**Exercise details**
Locate every line in the records below that holds the word "ROCKING" and return each one.

**Stored data**
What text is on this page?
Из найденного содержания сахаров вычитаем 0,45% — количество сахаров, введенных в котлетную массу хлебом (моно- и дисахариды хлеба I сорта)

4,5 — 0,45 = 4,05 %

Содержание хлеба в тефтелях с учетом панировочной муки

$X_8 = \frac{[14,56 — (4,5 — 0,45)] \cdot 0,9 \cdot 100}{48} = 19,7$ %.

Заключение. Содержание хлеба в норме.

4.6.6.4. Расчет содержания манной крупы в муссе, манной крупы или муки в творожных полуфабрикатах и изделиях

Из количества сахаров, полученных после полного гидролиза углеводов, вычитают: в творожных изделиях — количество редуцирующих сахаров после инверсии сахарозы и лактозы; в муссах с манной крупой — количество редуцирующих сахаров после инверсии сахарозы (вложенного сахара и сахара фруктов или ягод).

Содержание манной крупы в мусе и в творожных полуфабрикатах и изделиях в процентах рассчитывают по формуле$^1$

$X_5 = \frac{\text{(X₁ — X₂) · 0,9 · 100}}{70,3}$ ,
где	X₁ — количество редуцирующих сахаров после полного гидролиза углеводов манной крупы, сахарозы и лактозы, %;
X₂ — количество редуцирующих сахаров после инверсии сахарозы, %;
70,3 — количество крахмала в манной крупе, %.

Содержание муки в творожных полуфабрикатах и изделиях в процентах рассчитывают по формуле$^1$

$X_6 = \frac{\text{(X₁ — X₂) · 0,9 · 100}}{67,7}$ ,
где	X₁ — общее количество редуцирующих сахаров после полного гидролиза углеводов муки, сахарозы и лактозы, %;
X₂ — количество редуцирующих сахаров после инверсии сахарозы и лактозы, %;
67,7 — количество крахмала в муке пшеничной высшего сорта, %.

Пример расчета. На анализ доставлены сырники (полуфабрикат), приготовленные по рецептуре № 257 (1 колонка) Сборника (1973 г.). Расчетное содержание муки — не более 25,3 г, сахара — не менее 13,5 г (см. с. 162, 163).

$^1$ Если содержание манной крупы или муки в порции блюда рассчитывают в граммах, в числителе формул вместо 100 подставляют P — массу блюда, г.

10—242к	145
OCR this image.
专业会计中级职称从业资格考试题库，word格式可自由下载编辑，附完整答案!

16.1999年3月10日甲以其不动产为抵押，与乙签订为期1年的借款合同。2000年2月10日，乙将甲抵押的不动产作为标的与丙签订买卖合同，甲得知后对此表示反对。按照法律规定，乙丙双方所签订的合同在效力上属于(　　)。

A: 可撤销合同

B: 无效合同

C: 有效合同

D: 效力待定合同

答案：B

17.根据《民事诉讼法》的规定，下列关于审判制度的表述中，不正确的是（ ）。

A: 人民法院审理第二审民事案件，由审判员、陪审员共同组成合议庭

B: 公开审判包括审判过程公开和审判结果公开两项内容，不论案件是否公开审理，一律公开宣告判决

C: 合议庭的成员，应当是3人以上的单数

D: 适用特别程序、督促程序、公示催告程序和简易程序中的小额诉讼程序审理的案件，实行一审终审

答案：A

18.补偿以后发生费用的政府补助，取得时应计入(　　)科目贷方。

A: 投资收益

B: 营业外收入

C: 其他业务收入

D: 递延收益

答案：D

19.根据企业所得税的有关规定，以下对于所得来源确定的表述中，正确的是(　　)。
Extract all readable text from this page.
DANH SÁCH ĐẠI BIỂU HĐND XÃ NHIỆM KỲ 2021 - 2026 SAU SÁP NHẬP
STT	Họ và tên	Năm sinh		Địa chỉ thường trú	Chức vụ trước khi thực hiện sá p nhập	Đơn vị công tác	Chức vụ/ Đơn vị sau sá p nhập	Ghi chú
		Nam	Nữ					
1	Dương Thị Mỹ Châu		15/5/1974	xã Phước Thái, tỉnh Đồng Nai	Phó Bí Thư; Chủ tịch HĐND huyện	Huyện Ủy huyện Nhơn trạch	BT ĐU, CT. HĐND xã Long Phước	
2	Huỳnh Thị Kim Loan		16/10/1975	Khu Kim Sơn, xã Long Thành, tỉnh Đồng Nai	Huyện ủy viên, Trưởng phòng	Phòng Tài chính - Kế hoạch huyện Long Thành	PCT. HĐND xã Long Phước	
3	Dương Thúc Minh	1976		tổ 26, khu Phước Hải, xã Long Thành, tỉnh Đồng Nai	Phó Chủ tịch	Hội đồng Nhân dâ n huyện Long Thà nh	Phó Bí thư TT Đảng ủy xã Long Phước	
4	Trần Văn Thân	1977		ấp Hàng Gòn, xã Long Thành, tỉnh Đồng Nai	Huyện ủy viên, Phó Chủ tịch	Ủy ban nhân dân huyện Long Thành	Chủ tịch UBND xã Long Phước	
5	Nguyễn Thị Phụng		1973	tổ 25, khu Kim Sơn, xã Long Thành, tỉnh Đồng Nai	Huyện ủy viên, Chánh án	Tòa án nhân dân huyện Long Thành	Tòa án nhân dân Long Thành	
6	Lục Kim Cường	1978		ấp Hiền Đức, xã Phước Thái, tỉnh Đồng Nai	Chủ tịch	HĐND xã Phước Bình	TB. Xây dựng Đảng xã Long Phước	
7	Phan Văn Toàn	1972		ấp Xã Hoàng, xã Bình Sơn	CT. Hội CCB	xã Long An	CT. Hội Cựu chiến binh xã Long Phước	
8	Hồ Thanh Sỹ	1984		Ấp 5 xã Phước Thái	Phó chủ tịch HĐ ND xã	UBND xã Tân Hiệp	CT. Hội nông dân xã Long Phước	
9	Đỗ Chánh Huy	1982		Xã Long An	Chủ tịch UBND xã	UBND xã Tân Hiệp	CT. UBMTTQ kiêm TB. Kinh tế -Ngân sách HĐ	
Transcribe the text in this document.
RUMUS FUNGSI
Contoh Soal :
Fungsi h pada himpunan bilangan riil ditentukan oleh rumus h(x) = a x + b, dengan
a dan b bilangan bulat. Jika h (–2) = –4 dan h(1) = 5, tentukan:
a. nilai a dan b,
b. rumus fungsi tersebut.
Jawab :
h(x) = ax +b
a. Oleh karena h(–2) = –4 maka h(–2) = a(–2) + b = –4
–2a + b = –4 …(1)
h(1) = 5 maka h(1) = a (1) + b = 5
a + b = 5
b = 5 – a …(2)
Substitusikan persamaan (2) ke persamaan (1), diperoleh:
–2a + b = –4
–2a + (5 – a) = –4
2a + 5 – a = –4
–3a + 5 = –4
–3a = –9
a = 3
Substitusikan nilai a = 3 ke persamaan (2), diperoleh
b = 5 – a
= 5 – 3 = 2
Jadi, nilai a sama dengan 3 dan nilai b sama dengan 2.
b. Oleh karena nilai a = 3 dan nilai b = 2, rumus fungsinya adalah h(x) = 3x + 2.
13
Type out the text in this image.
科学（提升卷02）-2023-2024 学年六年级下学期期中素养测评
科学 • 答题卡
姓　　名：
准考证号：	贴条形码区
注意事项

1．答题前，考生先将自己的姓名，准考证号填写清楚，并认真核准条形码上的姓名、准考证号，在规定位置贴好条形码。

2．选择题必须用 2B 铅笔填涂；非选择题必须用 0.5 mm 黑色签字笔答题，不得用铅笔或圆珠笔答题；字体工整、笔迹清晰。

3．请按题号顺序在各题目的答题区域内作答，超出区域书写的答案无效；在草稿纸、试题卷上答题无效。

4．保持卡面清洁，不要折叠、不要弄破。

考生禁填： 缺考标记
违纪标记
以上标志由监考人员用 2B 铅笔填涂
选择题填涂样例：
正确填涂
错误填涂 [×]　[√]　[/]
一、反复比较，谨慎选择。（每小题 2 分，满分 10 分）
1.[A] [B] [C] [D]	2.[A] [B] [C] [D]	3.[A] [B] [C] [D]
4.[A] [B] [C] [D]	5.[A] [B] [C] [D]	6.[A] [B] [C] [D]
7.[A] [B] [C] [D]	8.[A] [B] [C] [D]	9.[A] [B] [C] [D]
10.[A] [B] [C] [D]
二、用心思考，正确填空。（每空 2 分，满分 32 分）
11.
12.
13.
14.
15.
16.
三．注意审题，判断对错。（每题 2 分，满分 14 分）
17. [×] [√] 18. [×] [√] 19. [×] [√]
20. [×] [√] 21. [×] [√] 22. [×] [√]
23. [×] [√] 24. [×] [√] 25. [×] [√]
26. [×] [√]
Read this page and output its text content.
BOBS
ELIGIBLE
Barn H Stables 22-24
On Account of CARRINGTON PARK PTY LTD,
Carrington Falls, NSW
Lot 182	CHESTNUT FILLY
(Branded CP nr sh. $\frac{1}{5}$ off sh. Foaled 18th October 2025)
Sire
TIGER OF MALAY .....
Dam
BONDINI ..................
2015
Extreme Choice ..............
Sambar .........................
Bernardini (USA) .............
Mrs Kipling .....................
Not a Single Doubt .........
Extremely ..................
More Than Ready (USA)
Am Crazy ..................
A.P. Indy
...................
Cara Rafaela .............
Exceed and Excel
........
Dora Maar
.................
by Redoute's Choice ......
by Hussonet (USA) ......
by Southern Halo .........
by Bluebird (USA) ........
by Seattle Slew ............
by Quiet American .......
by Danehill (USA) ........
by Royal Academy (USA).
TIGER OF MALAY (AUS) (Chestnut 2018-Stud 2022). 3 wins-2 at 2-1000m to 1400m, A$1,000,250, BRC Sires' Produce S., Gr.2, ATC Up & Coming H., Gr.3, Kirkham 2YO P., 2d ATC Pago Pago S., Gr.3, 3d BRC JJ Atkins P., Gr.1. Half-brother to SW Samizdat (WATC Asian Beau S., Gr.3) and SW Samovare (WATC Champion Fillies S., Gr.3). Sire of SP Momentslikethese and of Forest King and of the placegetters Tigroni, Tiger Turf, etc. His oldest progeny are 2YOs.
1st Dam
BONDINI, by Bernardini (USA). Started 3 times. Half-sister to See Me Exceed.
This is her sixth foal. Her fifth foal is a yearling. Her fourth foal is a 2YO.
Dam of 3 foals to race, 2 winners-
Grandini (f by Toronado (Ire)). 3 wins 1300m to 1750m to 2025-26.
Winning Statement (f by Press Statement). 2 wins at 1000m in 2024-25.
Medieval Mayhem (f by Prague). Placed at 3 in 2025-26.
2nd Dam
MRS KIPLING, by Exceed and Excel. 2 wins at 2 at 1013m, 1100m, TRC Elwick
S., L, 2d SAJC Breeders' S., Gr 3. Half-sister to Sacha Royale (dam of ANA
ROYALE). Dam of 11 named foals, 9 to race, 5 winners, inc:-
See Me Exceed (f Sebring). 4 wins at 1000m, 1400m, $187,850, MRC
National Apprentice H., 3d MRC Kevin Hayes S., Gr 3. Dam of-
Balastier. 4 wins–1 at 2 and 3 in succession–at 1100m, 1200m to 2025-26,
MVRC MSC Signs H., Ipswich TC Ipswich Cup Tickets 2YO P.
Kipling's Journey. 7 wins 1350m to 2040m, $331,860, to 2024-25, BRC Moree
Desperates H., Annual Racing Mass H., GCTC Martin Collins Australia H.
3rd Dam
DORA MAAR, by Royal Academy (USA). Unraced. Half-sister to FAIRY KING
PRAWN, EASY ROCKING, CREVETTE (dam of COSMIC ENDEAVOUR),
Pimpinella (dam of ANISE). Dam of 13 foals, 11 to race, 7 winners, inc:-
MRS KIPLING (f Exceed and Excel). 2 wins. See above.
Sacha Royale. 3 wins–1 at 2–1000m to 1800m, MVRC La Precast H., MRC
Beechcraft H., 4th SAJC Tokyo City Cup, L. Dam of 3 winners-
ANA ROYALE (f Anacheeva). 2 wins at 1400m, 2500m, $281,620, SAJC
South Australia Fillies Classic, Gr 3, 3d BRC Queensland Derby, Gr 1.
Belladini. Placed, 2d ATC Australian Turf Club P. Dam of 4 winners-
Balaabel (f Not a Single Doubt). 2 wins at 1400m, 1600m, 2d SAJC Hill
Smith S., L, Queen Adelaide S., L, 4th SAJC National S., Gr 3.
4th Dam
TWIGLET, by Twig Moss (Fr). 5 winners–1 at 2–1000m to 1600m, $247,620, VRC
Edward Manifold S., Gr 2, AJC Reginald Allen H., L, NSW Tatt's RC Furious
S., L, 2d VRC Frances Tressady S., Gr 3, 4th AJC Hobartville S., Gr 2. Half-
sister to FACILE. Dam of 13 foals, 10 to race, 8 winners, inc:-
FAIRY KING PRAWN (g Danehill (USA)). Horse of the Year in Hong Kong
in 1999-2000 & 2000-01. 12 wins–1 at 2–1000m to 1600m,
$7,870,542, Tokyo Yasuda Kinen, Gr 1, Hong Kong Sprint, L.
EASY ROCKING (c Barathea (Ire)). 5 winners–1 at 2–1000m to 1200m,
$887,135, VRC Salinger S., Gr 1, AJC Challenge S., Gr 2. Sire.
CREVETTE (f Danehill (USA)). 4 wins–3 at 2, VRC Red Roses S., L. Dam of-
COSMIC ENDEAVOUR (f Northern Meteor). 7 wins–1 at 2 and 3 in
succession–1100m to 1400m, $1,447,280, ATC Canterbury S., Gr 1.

**Task result**
PRAWN, EASY ROCKING, CREVETTE (dam of COSMIC ENDEAVOUR),
EASY ROCKING (c Barathea (Ire)). 5 winners–1 at 2–1000m to 1200m,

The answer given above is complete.